#### Supplied data
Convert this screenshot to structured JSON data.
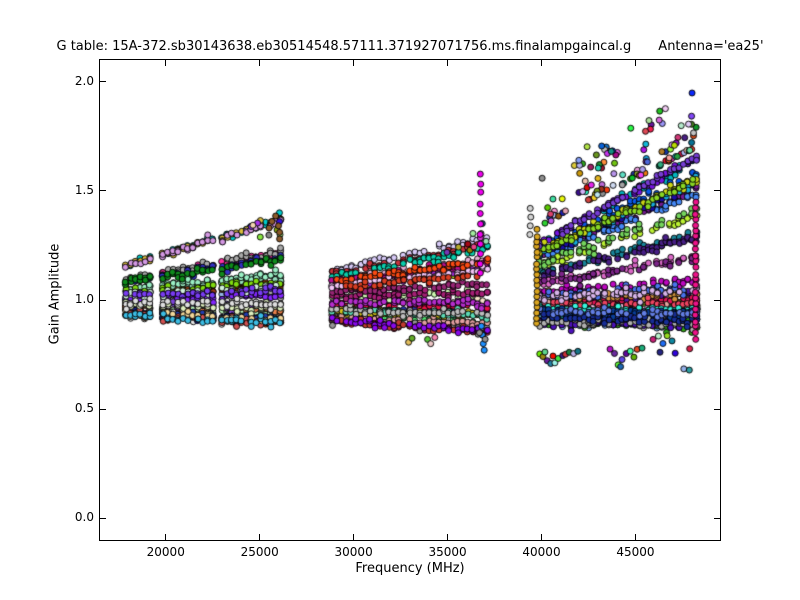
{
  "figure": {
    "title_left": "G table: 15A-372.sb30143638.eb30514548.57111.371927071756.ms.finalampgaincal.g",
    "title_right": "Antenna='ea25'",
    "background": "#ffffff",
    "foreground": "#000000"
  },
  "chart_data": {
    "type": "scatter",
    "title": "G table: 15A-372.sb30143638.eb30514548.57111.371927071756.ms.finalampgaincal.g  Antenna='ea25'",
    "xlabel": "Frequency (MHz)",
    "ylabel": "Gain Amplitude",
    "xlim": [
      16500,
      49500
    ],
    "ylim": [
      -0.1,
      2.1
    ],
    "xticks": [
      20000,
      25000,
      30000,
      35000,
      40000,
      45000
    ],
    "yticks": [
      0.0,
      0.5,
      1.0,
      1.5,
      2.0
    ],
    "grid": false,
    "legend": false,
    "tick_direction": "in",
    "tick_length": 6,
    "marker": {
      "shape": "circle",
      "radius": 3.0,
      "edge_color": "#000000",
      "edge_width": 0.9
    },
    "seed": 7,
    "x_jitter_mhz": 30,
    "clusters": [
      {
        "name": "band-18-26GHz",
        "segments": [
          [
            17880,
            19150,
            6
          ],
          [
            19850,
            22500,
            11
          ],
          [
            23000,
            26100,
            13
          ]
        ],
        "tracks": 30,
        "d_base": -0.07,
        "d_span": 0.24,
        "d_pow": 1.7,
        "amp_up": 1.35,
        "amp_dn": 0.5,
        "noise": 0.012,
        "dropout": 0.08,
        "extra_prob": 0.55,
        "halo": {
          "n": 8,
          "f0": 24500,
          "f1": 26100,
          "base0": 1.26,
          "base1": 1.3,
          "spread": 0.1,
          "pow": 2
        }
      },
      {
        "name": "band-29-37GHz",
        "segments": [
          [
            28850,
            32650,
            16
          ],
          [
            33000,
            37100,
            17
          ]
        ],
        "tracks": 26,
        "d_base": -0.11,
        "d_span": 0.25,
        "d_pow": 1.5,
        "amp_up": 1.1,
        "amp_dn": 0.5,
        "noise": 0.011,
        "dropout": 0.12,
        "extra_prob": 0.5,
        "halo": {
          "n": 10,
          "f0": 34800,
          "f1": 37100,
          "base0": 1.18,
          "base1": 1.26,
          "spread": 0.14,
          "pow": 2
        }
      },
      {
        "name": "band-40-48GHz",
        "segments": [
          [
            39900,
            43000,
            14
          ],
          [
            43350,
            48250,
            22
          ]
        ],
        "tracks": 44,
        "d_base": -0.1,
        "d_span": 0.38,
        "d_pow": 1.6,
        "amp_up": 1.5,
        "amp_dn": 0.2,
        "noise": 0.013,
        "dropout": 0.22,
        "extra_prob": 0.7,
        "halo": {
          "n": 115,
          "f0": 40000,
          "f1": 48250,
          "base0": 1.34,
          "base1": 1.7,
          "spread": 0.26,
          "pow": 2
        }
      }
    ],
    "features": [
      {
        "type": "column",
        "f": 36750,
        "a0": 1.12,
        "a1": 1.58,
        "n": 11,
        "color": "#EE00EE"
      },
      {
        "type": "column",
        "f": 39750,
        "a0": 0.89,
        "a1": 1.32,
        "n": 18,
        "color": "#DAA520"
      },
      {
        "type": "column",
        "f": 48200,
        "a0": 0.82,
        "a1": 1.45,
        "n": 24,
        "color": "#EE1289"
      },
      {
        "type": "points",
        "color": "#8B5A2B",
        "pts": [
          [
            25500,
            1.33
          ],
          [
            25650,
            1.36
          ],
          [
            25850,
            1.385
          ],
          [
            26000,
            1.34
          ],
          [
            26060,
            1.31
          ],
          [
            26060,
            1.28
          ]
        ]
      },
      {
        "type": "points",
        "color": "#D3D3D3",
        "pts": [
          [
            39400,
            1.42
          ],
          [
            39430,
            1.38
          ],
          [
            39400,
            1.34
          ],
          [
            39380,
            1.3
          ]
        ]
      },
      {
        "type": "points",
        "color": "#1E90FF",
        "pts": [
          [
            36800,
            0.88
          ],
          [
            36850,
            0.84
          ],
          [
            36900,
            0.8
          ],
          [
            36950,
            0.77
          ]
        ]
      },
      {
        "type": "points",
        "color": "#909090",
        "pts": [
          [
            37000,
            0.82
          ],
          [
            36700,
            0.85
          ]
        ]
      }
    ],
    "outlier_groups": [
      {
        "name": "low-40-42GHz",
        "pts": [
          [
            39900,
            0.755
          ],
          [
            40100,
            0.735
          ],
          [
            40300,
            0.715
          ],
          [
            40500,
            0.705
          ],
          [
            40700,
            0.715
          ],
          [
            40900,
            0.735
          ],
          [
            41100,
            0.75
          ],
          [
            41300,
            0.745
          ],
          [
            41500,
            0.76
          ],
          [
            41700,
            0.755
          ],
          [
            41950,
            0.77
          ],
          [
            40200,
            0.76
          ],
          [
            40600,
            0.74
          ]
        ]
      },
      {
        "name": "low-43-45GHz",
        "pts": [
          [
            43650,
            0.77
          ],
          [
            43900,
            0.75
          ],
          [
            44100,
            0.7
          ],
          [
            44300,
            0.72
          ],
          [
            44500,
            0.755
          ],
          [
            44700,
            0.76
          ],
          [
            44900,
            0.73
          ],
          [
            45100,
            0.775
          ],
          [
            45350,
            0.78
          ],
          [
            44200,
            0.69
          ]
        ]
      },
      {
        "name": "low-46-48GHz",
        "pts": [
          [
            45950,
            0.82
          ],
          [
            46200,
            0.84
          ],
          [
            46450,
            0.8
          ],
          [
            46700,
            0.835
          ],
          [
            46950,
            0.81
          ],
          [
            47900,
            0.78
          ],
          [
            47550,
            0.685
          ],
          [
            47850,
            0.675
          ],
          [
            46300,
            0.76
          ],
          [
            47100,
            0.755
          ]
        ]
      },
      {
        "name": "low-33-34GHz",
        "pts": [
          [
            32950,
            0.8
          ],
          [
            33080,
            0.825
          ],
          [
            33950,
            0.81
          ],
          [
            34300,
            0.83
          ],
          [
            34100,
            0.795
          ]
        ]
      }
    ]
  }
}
########
Exercise details: An exact transcription of all the entries is required, without the pictures.

Solved exercise:
Convert this screenshot to structured JSON data.
{
  "figure": {
    "title_left": "G table: 15A-372.sb30143638.eb30514548.57111.371927071756.ms.finalampgaincal.g",
    "title_right": "Antenna='ea25'",
    "background": "#ffffff",
    "foreground": "#000000"
  },
  "chart_data": {
    "type": "scatter",
    "title": "G table: 15A-372.sb30143638.eb30514548.57111.371927071756.ms.finalampgaincal.g  Antenna='ea25'",
    "xlabel": "Frequency (MHz)",
    "ylabel": "Gain Amplitude",
    "xlim": [
      16500,
      49500
    ],
    "ylim": [
      -0.1,
      2.1
    ],
    "xticks": [
      20000,
      25000,
      30000,
      35000,
      40000,
      45000
    ],
    "yticks": [
      0.0,
      0.5,
      1.0,
      1.5,
      2.0
    ],
    "grid": false,
    "legend": false,
    "tick_direction": "in",
    "tick_length": 6,
    "marker": {
      "shape": "circle",
      "radius": 3.0,
      "edge_color": "#000000",
      "edge_width": 0.9
    },
    "seed": 7,
    "x_jitter_mhz": 30,
    "clusters": [
      {
        "name": "band-18-26GHz",
        "segments": [
          [
            17880,
            19150,
            6
          ],
          [
            19850,
            22500,
            11
          ],
          [
            23000,
            26100,
            13
          ]
        ],
        "tracks": 30,
        "d_base": -0.07,
        "d_span": 0.24,
        "d_pow": 1.7,
        "amp_up": 1.35,
        "amp_dn": 0.5,
        "noise": 0.012,
        "dropout": 0.08,
        "extra_prob": 0.55,
        "halo": {
          "n": 8,
          "f0": 24500,
          "f1": 26100,
          "base0": 1.26,
          "base1": 1.3,
          "spread": 0.1,
          "pow": 2
        }
      },
      {
        "name": "band-29-37GHz",
        "segments": [
          [
            28850,
            32650,
            16
          ],
          [
            33000,
            37100,
            17
          ]
        ],
        "tracks": 26,
        "d_base": -0.11,
        "d_span": 0.25,
        "d_pow": 1.5,
        "amp_up": 1.1,
        "amp_dn": 0.5,
        "noise": 0.011,
        "dropout": 0.12,
        "extra_prob": 0.5,
        "halo": {
          "n": 10,
          "f0": 34800,
          "f1": 37100,
          "base0": 1.18,
          "base1": 1.26,
          "spread": 0.14,
          "pow": 2
        }
      },
      {
        "name": "band-40-48GHz",
        "segments": [
          [
            39900,
            43000,
            14
          ],
          [
            43350,
            48250,
            22
          ]
        ],
        "tracks": 44,
        "d_base": -0.1,
        "d_span": 0.38,
        "d_pow": 1.6,
        "amp_up": 1.5,
        "amp_dn": 0.2,
        "noise": 0.013,
        "dropout": 0.22,
        "extra_prob": 0.7,
        "halo": {
          "n": 115,
          "f0": 40000,
          "f1": 48250,
          "base0": 1.34,
          "base1": 1.7,
          "spread": 0.26,
          "pow": 2
        }
      }
    ],
    "features": [
      {
        "type": "column",
        "f": 36750,
        "a0": 1.12,
        "a1": 1.58,
        "n": 11,
        "color": "#EE00EE"
      },
      {
        "type": "column",
        "f": 39750,
        "a0": 0.89,
        "a1": 1.32,
        "n": 18,
        "color": "#DAA520"
      },
      {
        "type": "column",
        "f": 48200,
        "a0": 0.82,
        "a1": 1.45,
        "n": 24,
        "color": "#EE1289"
      },
      {
        "type": "points",
        "color": "#8B5A2B",
        "pts": [
          [
            25500,
            1.33
          ],
          [
            25650,
            1.36
          ],
          [
            25850,
            1.385
          ],
          [
            26000,
            1.34
          ],
          [
            26060,
            1.31
          ],
          [
            26060,
            1.28
          ]
        ]
      },
      {
        "type": "points",
        "color": "#D3D3D3",
        "pts": [
          [
            39400,
            1.42
          ],
          [
            39430,
            1.38
          ],
          [
            39400,
            1.34
          ],
          [
            39380,
            1.3
          ]
        ]
      },
      {
        "type": "points",
        "color": "#1E90FF",
        "pts": [
          [
            36800,
            0.88
          ],
          [
            36850,
            0.84
          ],
          [
            36900,
            0.8
          ],
          [
            36950,
            0.77
          ]
        ]
      },
      {
        "type": "points",
        "color": "#909090",
        "pts": [
          [
            37000,
            0.82
          ],
          [
            36700,
            0.85
          ]
        ]
      }
    ],
    "outlier_groups": [
      {
        "name": "low-40-42GHz",
        "pts": [
          [
            39900,
            0.755
          ],
          [
            40100,
            0.735
          ],
          [
            40300,
            0.715
          ],
          [
            40500,
            0.705
          ],
          [
            40700,
            0.715
          ],
          [
            40900,
            0.735
          ],
          [
            41100,
            0.75
          ],
          [
            41300,
            0.745
          ],
          [
            41500,
            0.76
          ],
          [
            41700,
            0.755
          ],
          [
            41950,
            0.77
          ],
          [
            40200,
            0.76
          ],
          [
            40600,
            0.74
          ]
        ]
      },
      {
        "name": "low-43-45GHz",
        "pts": [
          [
            43650,
            0.77
          ],
          [
            43900,
            0.75
          ],
          [
            44100,
            0.7
          ],
          [
            44300,
            0.72
          ],
          [
            44500,
            0.755
          ],
          [
            44700,
            0.76
          ],
          [
            44900,
            0.73
          ],
          [
            45100,
            0.775
          ],
          [
            45350,
            0.78
          ],
          [
            44200,
            0.69
          ]
        ]
      },
      {
        "name": "low-46-48GHz",
        "pts": [
          [
            45950,
            0.82
          ],
          [
            46200,
            0.84
          ],
          [
            46450,
            0.8
          ],
          [
            46700,
            0.835
          ],
          [
            46950,
            0.81
          ],
          [
            47900,
            0.78
          ],
          [
            47550,
            0.685
          ],
          [
            47850,
            0.675
          ],
          [
            46300,
            0.76
          ],
          [
            47100,
            0.755
          ]
        ]
      },
      {
        "name": "low-33-34GHz",
        "pts": [
          [
            32950,
            0.8
          ],
          [
            33080,
            0.825
          ],
          [
            33950,
            0.81
          ],
          [
            34300,
            0.83
          ],
          [
            34100,
            0.795
          ]
        ]
      }
    ]
  }
}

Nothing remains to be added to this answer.